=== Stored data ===
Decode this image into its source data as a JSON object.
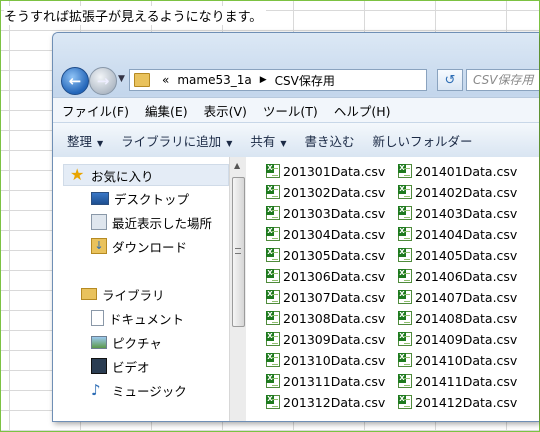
{
  "intro_text": "そうすれば拡張子が見えるようになります。",
  "window": {
    "address": {
      "parent": "mame53_1a",
      "current": "CSV保存用",
      "overflow": "«"
    },
    "search_placeholder": "CSV保存用",
    "menu": [
      "ファイル(F)",
      "編集(E)",
      "表示(V)",
      "ツール(T)",
      "ヘルプ(H)"
    ],
    "toolbar": [
      {
        "label": "整理",
        "dropdown": true
      },
      {
        "label": "ライブラリに追加",
        "dropdown": true
      },
      {
        "label": "共有",
        "dropdown": true
      },
      {
        "label": "書き込む",
        "dropdown": false
      },
      {
        "label": "新しいフォルダー",
        "dropdown": false
      }
    ],
    "nav": {
      "favorites": "お気に入り",
      "favorite_items": [
        "デスクトップ",
        "最近表示した場所",
        "ダウンロード"
      ],
      "libraries": "ライブラリ",
      "library_items": [
        "ドキュメント",
        "ピクチャ",
        "ビデオ",
        "ミュージック"
      ]
    },
    "files_col1": [
      "201301Data.csv",
      "201302Data.csv",
      "201303Data.csv",
      "201304Data.csv",
      "201305Data.csv",
      "201306Data.csv",
      "201307Data.csv",
      "201308Data.csv",
      "201309Data.csv",
      "201310Data.csv",
      "201311Data.csv",
      "201312Data.csv"
    ],
    "files_col2": [
      "201401Data.csv",
      "201402Data.csv",
      "201403Data.csv",
      "201404Data.csv",
      "201405Data.csv",
      "201406Data.csv",
      "201407Data.csv",
      "201408Data.csv",
      "201409Data.csv",
      "201410Data.csv",
      "201411Data.csv",
      "201412Data.csv"
    ]
  }
}
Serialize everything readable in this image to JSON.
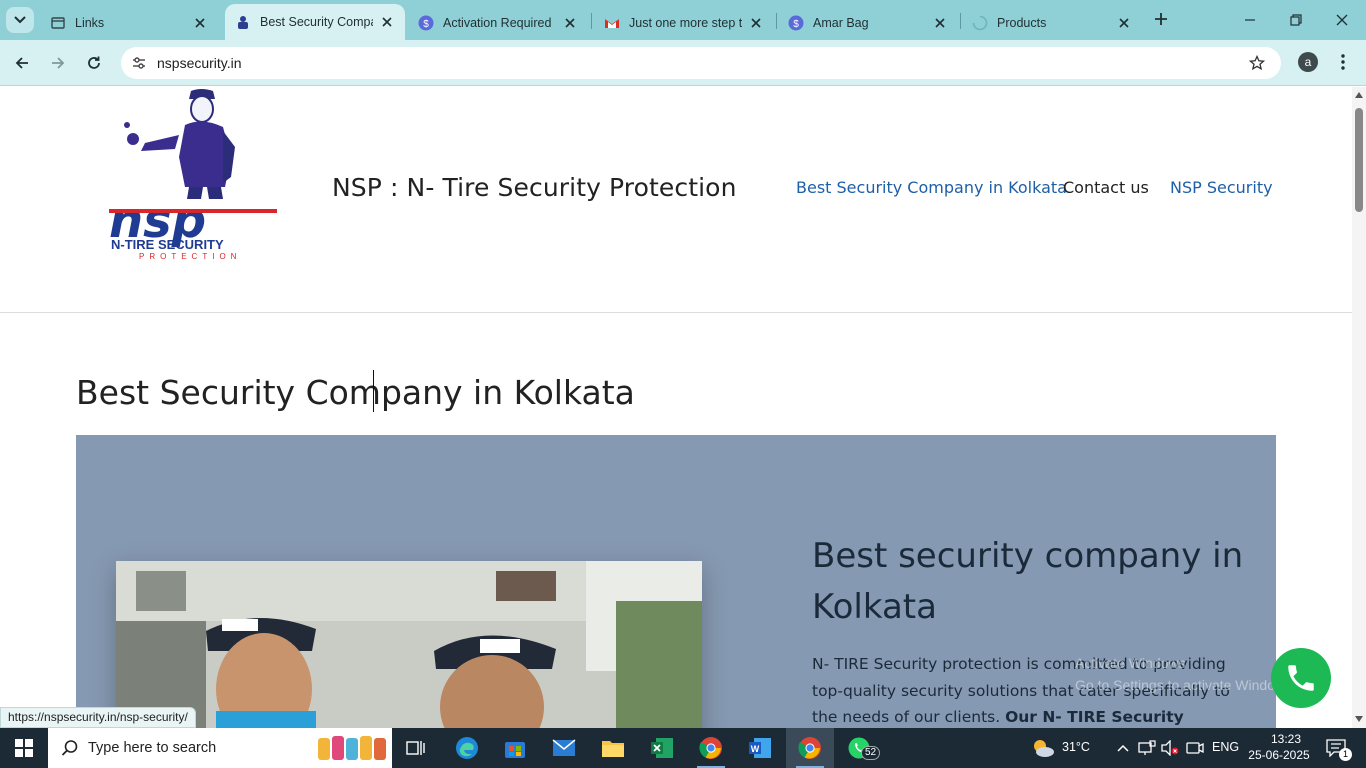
{
  "browser": {
    "tabs": [
      {
        "title": "Links",
        "icon": "page-icon",
        "active": false
      },
      {
        "title": "Best Security Compan",
        "icon": "nsp-favicon",
        "active": true
      },
      {
        "title": "Activation Required",
        "icon": "dollar-icon",
        "active": false
      },
      {
        "title": "Just one more step tc",
        "icon": "gmail-icon",
        "active": false
      },
      {
        "title": "Amar Bag",
        "icon": "dollar-icon",
        "active": false
      },
      {
        "title": "Products",
        "icon": "loading-icon",
        "active": false
      }
    ],
    "address": "nspsecurity.in",
    "profile_initial": "a",
    "status_url": "https://nspsecurity.in/nsp-security/"
  },
  "site": {
    "title": "NSP : N- Tire Security Protection",
    "logo_text_main": "nsp",
    "logo_text_sub": "N-TIRE SECURITY",
    "logo_text_sub2": "PROTECTION",
    "nav": [
      {
        "label": "Best Security Company in Kolkata",
        "style": "link"
      },
      {
        "label": "Contact us",
        "style": "plain"
      },
      {
        "label": "NSP Security",
        "style": "link"
      }
    ]
  },
  "main": {
    "page_title": "Best Security Company in Kolkata",
    "hero": {
      "heading": "Best security company in Kolkata",
      "text_plain": "N- TIRE Security protection is committed to providing top-quality security solutions that cater specifically to the needs of our clients. ",
      "text_bold": "Our N- TIRE Security protection Team is"
    },
    "watermark_line1": "Activate Windows",
    "watermark_line2": "Go to Settings to activate Windows."
  },
  "taskbar": {
    "search_placeholder": "Type here to search",
    "whatsapp_badge": "52",
    "weather_temp": "31°C",
    "language": "ENG",
    "time": "13:23",
    "date": "25-06-2025",
    "notification_count": "1"
  },
  "colors": {
    "tabbar": "#8fd0d6",
    "toolbar": "#d7f1f3",
    "nav_link": "#1e5fa8",
    "hero_bg": "#8699b2",
    "whatsapp_green": "#1db954",
    "taskbar": "#1c2a36"
  }
}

=== WHAT IS REQUIRED ===
Keep the pictures out of the copy and return the rest of the data above exactly.

=== WORKED SOLUTION ===
Decode this image into its source data as a JSON object.
{
  "intro_text": "そうすれば拡張子が見えるようになります。",
  "window": {
    "address": {
      "parent": "mame53_1a",
      "current": "CSV保存用",
      "overflow": "«"
    },
    "search_placeholder": "CSV保存用",
    "menu": [
      "ファイル(F)",
      "編集(E)",
      "表示(V)",
      "ツール(T)",
      "ヘルプ(H)"
    ],
    "toolbar": [
      {
        "label": "整理",
        "dropdown": true
      },
      {
        "label": "ライブラリに追加",
        "dropdown": true
      },
      {
        "label": "共有",
        "dropdown": true
      },
      {
        "label": "書き込む",
        "dropdown": false
      },
      {
        "label": "新しいフォルダー",
        "dropdown": false
      }
    ],
    "nav": {
      "favorites": "お気に入り",
      "favorite_items": [
        "デスクトップ",
        "最近表示した場所",
        "ダウンロード"
      ],
      "libraries": "ライブラリ",
      "library_items": [
        "ドキュメント",
        "ピクチャ",
        "ビデオ",
        "ミュージック"
      ]
    },
    "files_col1": [
      "201301Data.csv",
      "201302Data.csv",
      "201303Data.csv",
      "201304Data.csv",
      "201305Data.csv",
      "201306Data.csv",
      "201307Data.csv",
      "201308Data.csv",
      "201309Data.csv",
      "201310Data.csv",
      "201311Data.csv",
      "201312Data.csv"
    ],
    "files_col2": [
      "201401Data.csv",
      "201402Data.csv",
      "201403Data.csv",
      "201404Data.csv",
      "201405Data.csv",
      "201406Data.csv",
      "201407Data.csv",
      "201408Data.csv",
      "201409Data.csv",
      "201410Data.csv",
      "201411Data.csv",
      "201412Data.csv"
    ]
  }
}
Serialize everything readable in this image to JSON.
{
  "browser": {
    "tabs": [
      {
        "title": "Links",
        "icon": "page-icon",
        "active": false
      },
      {
        "title": "Best Security Compan",
        "icon": "nsp-favicon",
        "active": true
      },
      {
        "title": "Activation Required",
        "icon": "dollar-icon",
        "active": false
      },
      {
        "title": "Just one more step tc",
        "icon": "gmail-icon",
        "active": false
      },
      {
        "title": "Amar Bag",
        "icon": "dollar-icon",
        "active": false
      },
      {
        "title": "Products",
        "icon": "loading-icon",
        "active": false
      }
    ],
    "address": "nspsecurity.in",
    "profile_initial": "a",
    "status_url": "https://nspsecurity.in/nsp-security/"
  },
  "site": {
    "title": "NSP : N- Tire Security Protection",
    "logo_text_main": "nsp",
    "logo_text_sub": "N-TIRE SECURITY",
    "logo_text_sub2": "PROTECTION",
    "nav": [
      {
        "label": "Best Security Company in Kolkata",
        "style": "link"
      },
      {
        "label": "Contact us",
        "style": "plain"
      },
      {
        "label": "NSP Security",
        "style": "link"
      }
    ]
  },
  "main": {
    "page_title": "Best Security Company in Kolkata",
    "hero": {
      "heading": "Best security company in Kolkata",
      "text_plain": "N- TIRE Security protection is committed to providing top-quality security solutions that cater specifically to the needs of our clients. ",
      "text_bold": "Our N- TIRE Security protection Team is"
    },
    "watermark_line1": "Activate Windows",
    "watermark_line2": "Go to Settings to activate Windows."
  },
  "taskbar": {
    "search_placeholder": "Type here to search",
    "whatsapp_badge": "52",
    "weather_temp": "31°C",
    "language": "ENG",
    "time": "13:23",
    "date": "25-06-2025",
    "notification_count": "1"
  },
  "colors": {
    "tabbar": "#8fd0d6",
    "toolbar": "#d7f1f3",
    "nav_link": "#1e5fa8",
    "hero_bg": "#8699b2",
    "whatsapp_green": "#1db954",
    "taskbar": "#1c2a36"
  }
}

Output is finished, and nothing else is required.